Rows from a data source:
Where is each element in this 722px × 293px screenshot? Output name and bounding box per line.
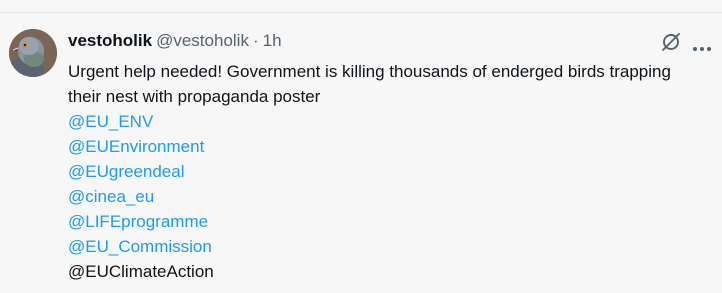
mention-eu-env[interactable]: @EU_ENV [68, 109, 708, 134]
mention-life-programme[interactable]: @LIFEprogramme [68, 209, 708, 234]
author-handle[interactable]: @vestoholik [156, 31, 249, 50]
mention-eu-commission[interactable]: @EU_Commission [68, 234, 708, 259]
mention-cinea-eu[interactable]: @cinea_eu [68, 184, 708, 209]
more-icon[interactable] [692, 39, 712, 51]
grok-icon[interactable] [660, 31, 682, 53]
pigeon-avatar[interactable] [9, 29, 57, 77]
mention-eu-climate-action: @EUClimateAction [68, 262, 214, 281]
header-separator: · [252, 31, 259, 50]
mention-eu-greendeal[interactable]: @EUgreendeal [68, 159, 708, 184]
tweet-text: Urgent help needed! Government is killin… [68, 62, 671, 106]
tweet-timestamp[interactable]: 1h [263, 31, 282, 50]
tweet-card[interactable]: vestoholik @vestoholik · 1h Urgent help nee… [0, 13, 722, 293]
tweet-body: Urgent help needed! Government is killin… [68, 59, 708, 284]
tweet-header: vestoholik @vestoholik · 1h [68, 30, 282, 52]
mention-eu-environment[interactable]: @EUEnvironment [68, 134, 708, 159]
author-name[interactable]: vestoholik [68, 31, 152, 50]
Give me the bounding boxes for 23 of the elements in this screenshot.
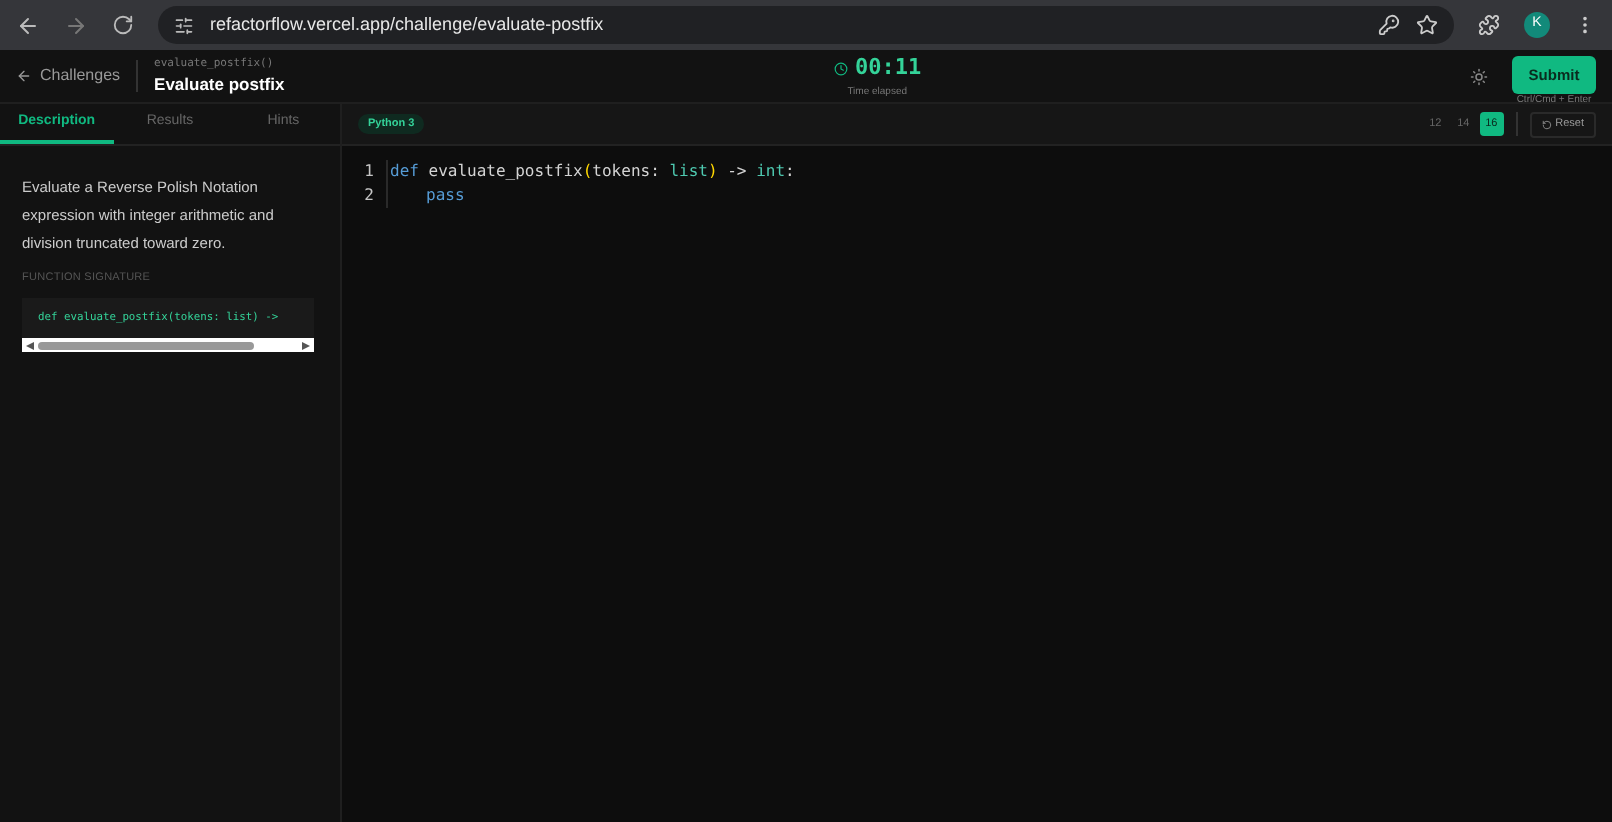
reset-icon	[1541, 119, 1552, 129]
horizontal-scrollbar[interactable]	[22, 338, 314, 353]
timer-value: 00:11	[855, 52, 922, 84]
theme-toggle-icon[interactable]	[1470, 67, 1488, 85]
back-arrow-icon	[16, 68, 32, 84]
scroll-left-icon[interactable]	[26, 341, 34, 350]
address-bar[interactable]: refactorflow.vercel.app/challenge/evaluate-postfix	[158, 6, 1454, 44]
bookmark-star-icon[interactable]	[1416, 14, 1438, 36]
code-line: pass	[424, 184, 465, 208]
challenge-title: Evaluate postfix	[154, 71, 285, 97]
key-icon[interactable]	[1378, 14, 1400, 36]
site-settings-icon[interactable]	[174, 15, 194, 35]
scroll-right-icon[interactable]	[302, 341, 310, 350]
clock-icon	[833, 61, 848, 76]
extensions-icon[interactable]	[1478, 14, 1500, 36]
line-number: 2	[362, 184, 376, 208]
back-link[interactable]: Challenges	[16, 64, 121, 88]
url-text: refactorflow.vercel.app/challenge/evaluate-postfix	[210, 11, 604, 38]
reload-icon[interactable]	[112, 14, 134, 36]
back-icon[interactable]	[16, 13, 40, 37]
line-number: 1	[362, 160, 376, 184]
code-line: def evaluate_postfix(tokens: list) -> int:	[390, 160, 795, 184]
forward-icon[interactable]	[64, 13, 88, 37]
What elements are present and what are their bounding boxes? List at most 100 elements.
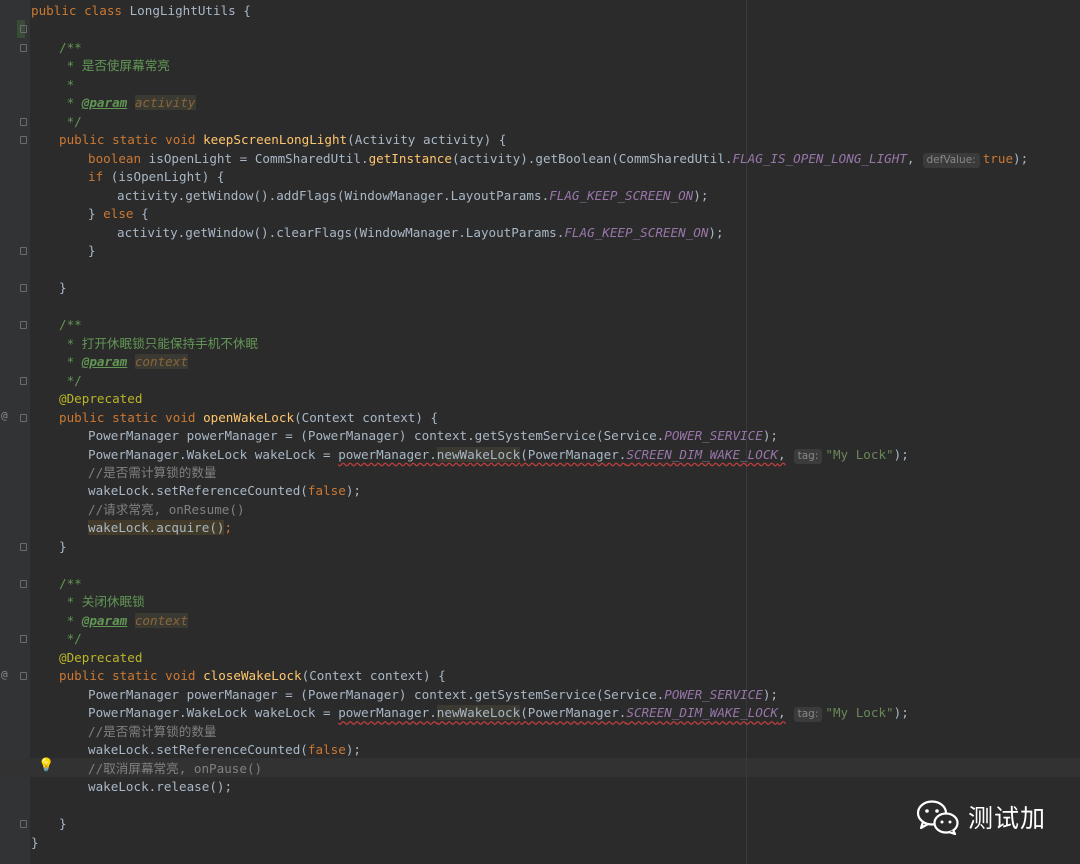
code-line[interactable]: * 打开休眠锁只能保持手机不休眠 [59,335,258,354]
code-token: newWakeLock [436,446,521,462]
code-line[interactable]: activity.getWindow().clearFlags(WindowMa… [117,224,724,243]
code-line[interactable]: @Deprecated [59,390,142,409]
code-line[interactable]: } [31,834,39,853]
override-marker-icon[interactable]: @ [1,669,8,681]
code-token: } [59,538,67,554]
code-line[interactable]: } [59,815,67,834]
code-line[interactable]: public class LongLightUtils { [31,2,251,21]
code-line[interactable]: boolean isOpenLight = CommSharedUtil.get… [88,150,1028,169]
code-line[interactable]: */ [59,113,82,132]
code-line[interactable]: if (isOpenLight) { [88,168,224,187]
code-line[interactable]: public static void keepScreenLongLight(A… [59,131,506,150]
code-line[interactable]: public static void closeWakeLock(Context… [59,667,446,686]
fold-marker-icon[interactable] [20,43,27,52]
code-token: getInstance [368,150,452,166]
fold-marker-icon[interactable] [20,117,27,126]
code-comment: context [134,354,188,370]
code-token: (Context context) { [294,409,439,425]
code-token: (activity).getBoolean(CommSharedUtil. [451,150,733,166]
code-token: ); [762,428,778,444]
code-line[interactable]: * 是否使屏幕常亮 [59,57,170,76]
fold-marker-icon[interactable] [20,542,27,551]
code-token: SCREEN_DIM_WAKE_LOCK [626,705,779,721]
lightbulb-icon[interactable]: 💡 [38,758,54,774]
code-token: powerManager. [338,705,437,721]
code-token: ); [345,483,361,499]
code-token: ; [224,520,233,536]
fold-marker-icon[interactable] [20,284,27,293]
fold-marker-icon[interactable] [20,635,27,644]
code-token: } [59,816,67,832]
code-line[interactable]: //是否需计算锁的数量 [88,464,217,483]
code-token: (PowerManager. [520,705,627,721]
code-token: } [88,206,104,222]
code-line[interactable]: PowerManager powerManager = (PowerManage… [88,427,778,446]
code-line[interactable]: wakeLock.setReferenceCounted(false); [88,741,361,760]
code-line[interactable]: PowerManager.WakeLock wakeLock = powerMa… [88,704,909,723]
fold-marker-icon[interactable] [20,247,27,256]
code-token: FLAG_KEEP_SCREEN_ON [564,224,709,240]
code-line[interactable]: public static void openWakeLock(Context … [59,409,438,428]
code-line[interactable]: //是否需计算锁的数量 [88,723,217,742]
code-line[interactable]: } [59,279,67,298]
code-token: true [982,150,1014,166]
code-token: boolean [88,150,149,166]
code-line[interactable]: * @param context [59,353,188,372]
code-line[interactable]: /** [59,575,82,594]
fold-marker-icon[interactable] [20,579,27,588]
code-token: } [31,834,39,850]
code-line[interactable]: /** [59,39,82,58]
code-line[interactable]: * @param activity [59,94,196,113]
code-comment: //请求常亮, onResume() [88,501,245,517]
fold-marker-icon[interactable] [20,25,27,34]
fold-marker-icon[interactable] [20,672,27,681]
code-line[interactable]: } [88,242,96,261]
watermark-text: 测试加 [968,804,1047,833]
code-line[interactable]: } else { [88,205,149,224]
code-line[interactable]: } [59,538,67,557]
code-comment: */ [59,372,82,388]
fold-marker-icon[interactable] [20,321,27,330]
code-line[interactable]: //取消屏幕常亮, onPause() [88,760,262,779]
code-comment: */ [59,113,82,129]
editor-gutter[interactable] [0,0,30,864]
code-token: FLAG_IS_OPEN_LONG_LIGHT [732,150,907,166]
code-line[interactable]: PowerManager.WakeLock wakeLock = powerMa… [88,446,909,465]
code-comment: @param [81,95,128,111]
override-marker-icon[interactable]: @ [1,410,8,422]
code-comment: @param [81,354,128,370]
code-line[interactable]: */ [59,372,82,391]
wechat-icon [916,800,959,835]
code-line[interactable]: */ [59,630,82,649]
code-comment: * [59,354,82,370]
code-token: PowerManager.WakeLock wakeLock = [88,446,339,462]
code-token: public static void [59,409,204,425]
parameter-hint: defValue: [922,152,980,168]
code-editor[interactable]: @ @ 💡 public class LongLightUtils { /** *… [0,0,1080,864]
code-token: @Deprecated [59,649,143,665]
code-token: ); [693,187,709,203]
code-line[interactable]: wakeLock.release(); [88,778,232,797]
code-line[interactable]: wakeLock.acquire(); [88,519,232,538]
code-line[interactable]: @Deprecated [59,649,142,668]
code-token: LongLightUtils { [129,3,251,18]
code-line[interactable]: PowerManager powerManager = (PowerManage… [88,686,778,705]
code-line[interactable]: /** [59,316,82,335]
code-line[interactable]: //请求常亮, onResume() [88,501,245,520]
code-line[interactable]: * @param context [59,612,188,631]
code-line[interactable]: * 关闭休眠锁 [59,593,145,612]
code-token: ); [893,446,909,462]
fold-marker-icon[interactable] [20,820,27,829]
code-token: ); [893,705,909,721]
code-comment: //取消屏幕常亮, onPause() [88,760,263,776]
code-line[interactable]: * [59,76,75,95]
code-token: PowerManager powerManager = (PowerManage… [88,686,665,702]
fold-marker-icon[interactable] [20,376,27,385]
fold-marker-icon[interactable] [20,413,27,422]
fold-marker-icon[interactable] [20,136,27,145]
code-token: (PowerManager. [520,446,627,462]
code-line[interactable]: wakeLock.setReferenceCounted(false); [88,482,361,501]
code-line[interactable]: activity.getWindow().addFlags(WindowMana… [117,187,708,206]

■ **Short exercise**
Please pull out the rows from the one containing "119, 1552, 129]" up to and including the one containing "13, 88, 37]", and reproduce them unchanged.

■ **Result of the exercise**
reset-icon	[1541, 119, 1552, 129]
horizontal-scrollbar[interactable]	[22, 338, 314, 353]
timer-value: 00:11	[855, 52, 922, 84]
theme-toggle-icon[interactable]	[1470, 67, 1488, 85]
back-arrow-icon	[16, 68, 32, 84]
scroll-left-icon[interactable]	[26, 341, 34, 350]
address-bar[interactable]: refactorflow.vercel.app/challenge/evaluate-postfix	[158, 6, 1454, 44]
bookmark-star-icon[interactable]	[1416, 14, 1438, 36]
code-line: pass	[424, 184, 465, 208]
challenge-title: Evaluate postfix	[154, 71, 285, 97]
key-icon[interactable]	[1378, 14, 1400, 36]
site-settings-icon[interactable]	[174, 15, 194, 35]
scroll-right-icon[interactable]	[302, 341, 310, 350]
clock-icon	[833, 61, 848, 76]
extensions-icon[interactable]	[1478, 14, 1500, 36]
line-number: 2	[362, 184, 376, 208]
back-link[interactable]: Challenges	[16, 64, 121, 88]
url-text: refactorflow.vercel.app/challenge/evaluate-postfix	[210, 11, 604, 38]
reload-icon[interactable]	[112, 14, 134, 36]
back-icon[interactable]	[16, 13, 40, 37]
line-number: 1	[362, 160, 376, 184]
code-line: def evaluate_postfix(tokens: list) -> int:	[390, 160, 795, 184]
forward-icon[interactable]	[64, 13, 88, 37]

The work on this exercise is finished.